--- What you should do ---
From the data that follows, copy every line holding the string "следующей".

--- Data provided ---

◇ ◇ ◇ ◇ ◇ ◇ ◇

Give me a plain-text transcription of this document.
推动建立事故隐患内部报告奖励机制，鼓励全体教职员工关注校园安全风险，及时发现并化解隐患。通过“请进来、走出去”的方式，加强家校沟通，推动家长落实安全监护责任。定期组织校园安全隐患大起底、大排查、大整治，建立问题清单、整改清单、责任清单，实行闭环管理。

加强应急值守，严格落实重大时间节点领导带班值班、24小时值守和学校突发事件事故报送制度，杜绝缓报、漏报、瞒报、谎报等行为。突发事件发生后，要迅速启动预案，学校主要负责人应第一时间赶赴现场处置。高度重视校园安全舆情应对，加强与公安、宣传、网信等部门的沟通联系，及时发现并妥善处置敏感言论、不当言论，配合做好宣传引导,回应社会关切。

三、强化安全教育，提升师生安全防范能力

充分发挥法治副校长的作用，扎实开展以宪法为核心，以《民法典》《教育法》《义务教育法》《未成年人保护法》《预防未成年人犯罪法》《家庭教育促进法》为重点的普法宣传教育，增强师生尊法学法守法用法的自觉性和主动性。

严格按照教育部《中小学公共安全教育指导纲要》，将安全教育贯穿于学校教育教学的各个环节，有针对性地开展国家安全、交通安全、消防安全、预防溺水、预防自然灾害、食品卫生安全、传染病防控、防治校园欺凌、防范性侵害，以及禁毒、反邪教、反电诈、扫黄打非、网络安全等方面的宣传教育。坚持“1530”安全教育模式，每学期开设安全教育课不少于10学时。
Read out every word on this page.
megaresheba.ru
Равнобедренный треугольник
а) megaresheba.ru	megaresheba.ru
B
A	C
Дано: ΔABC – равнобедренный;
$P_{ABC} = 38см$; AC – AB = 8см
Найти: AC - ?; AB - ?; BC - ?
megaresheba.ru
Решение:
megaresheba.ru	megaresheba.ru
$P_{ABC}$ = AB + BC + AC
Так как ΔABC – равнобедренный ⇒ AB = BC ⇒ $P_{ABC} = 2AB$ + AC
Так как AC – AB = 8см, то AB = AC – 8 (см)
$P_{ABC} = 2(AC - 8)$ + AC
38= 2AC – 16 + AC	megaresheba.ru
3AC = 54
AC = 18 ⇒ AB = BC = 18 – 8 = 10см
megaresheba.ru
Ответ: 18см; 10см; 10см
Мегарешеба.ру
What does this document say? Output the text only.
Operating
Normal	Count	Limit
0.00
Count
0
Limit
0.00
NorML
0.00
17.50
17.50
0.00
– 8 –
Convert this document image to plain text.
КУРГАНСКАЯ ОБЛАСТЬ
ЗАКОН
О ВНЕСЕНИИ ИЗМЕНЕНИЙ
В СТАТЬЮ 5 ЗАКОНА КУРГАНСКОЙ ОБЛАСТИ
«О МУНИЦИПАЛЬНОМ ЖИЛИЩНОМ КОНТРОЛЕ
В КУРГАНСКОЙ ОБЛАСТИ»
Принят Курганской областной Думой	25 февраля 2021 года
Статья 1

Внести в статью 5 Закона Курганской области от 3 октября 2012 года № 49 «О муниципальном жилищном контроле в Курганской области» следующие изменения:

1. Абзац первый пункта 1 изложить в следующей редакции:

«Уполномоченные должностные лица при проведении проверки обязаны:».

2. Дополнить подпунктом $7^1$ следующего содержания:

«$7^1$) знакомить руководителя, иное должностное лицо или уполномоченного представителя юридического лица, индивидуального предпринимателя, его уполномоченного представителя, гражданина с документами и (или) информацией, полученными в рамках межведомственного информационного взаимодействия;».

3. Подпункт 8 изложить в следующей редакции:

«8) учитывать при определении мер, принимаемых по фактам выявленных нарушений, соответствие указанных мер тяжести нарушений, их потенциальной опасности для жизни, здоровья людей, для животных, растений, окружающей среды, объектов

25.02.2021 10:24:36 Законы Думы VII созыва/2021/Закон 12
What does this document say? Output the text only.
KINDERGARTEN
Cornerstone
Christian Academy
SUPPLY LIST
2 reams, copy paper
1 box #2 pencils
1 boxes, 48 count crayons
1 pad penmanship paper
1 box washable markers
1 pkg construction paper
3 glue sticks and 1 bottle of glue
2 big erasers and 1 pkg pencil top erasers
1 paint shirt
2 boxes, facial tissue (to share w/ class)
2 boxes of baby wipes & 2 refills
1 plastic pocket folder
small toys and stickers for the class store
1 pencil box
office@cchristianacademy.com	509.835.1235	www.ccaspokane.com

◇ ◇ ◇ ◇ ◇ ◇ ◇

--- Result of the exercise ---
1. Абзац первый пункта 1 изложить в следующей редакции:
3. Подпункт 8 изложить в следующей редакции:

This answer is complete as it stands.